╭─ TASK MATERIAL

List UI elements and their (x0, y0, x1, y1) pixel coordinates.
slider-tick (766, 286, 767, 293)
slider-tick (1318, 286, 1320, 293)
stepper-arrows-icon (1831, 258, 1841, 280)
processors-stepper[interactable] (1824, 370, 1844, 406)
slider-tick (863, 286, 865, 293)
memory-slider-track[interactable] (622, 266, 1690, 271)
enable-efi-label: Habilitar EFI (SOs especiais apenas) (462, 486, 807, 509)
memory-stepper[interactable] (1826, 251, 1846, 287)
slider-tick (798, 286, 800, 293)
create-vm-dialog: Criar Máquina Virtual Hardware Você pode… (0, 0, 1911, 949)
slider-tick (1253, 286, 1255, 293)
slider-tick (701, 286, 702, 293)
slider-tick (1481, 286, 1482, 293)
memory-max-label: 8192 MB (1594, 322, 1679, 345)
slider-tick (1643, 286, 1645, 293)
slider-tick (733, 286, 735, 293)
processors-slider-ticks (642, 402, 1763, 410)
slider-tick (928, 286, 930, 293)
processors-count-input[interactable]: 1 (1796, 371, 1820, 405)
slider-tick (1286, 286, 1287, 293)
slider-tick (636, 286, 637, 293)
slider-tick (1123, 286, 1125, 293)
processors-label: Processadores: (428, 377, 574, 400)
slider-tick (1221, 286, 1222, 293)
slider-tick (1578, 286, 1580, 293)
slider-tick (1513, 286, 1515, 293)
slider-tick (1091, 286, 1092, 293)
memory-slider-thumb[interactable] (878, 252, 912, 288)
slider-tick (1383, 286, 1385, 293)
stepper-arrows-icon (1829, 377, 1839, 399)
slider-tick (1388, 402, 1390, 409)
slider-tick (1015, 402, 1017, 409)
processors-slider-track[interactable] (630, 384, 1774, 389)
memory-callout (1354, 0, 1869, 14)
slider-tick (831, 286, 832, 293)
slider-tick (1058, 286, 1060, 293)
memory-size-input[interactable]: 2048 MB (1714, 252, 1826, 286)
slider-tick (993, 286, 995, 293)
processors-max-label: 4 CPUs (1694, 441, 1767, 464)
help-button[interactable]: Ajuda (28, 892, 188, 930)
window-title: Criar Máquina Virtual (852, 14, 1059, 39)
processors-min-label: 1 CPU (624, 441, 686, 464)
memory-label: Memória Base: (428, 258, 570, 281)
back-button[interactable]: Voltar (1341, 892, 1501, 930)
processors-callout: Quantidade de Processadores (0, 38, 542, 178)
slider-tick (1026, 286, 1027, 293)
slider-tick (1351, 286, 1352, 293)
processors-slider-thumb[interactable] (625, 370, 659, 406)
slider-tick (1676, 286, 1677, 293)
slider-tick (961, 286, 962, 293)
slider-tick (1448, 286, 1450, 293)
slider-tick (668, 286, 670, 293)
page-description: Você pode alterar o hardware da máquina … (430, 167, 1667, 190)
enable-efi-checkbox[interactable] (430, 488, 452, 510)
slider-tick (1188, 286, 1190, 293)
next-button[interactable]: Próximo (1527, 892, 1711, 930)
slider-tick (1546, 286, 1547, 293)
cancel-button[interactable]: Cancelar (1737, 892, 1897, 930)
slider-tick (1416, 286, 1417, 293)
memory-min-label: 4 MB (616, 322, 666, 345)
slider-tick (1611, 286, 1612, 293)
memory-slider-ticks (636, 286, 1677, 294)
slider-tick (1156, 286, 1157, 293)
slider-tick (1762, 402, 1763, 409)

╰─

*PROBLEM DESCRIPTION*
Copy out the part of the listing above that runs from its first line through the line containing "slider-tick (1253, 286, 1255, 293)", with both ends included and every line reproduced character for character.

*OUTPUT FOR THIS TASK*
List UI elements and their (x0, y0, x1, y1) pixel coordinates.
slider-tick (766, 286, 767, 293)
slider-tick (1318, 286, 1320, 293)
stepper-arrows-icon (1831, 258, 1841, 280)
processors-stepper[interactable] (1824, 370, 1844, 406)
slider-tick (863, 286, 865, 293)
memory-slider-track[interactable] (622, 266, 1690, 271)
enable-efi-label: Habilitar EFI (SOs especiais apenas) (462, 486, 807, 509)
memory-stepper[interactable] (1826, 251, 1846, 287)
slider-tick (798, 286, 800, 293)
create-vm-dialog: Criar Máquina Virtual Hardware Você pode… (0, 0, 1911, 949)
slider-tick (1253, 286, 1255, 293)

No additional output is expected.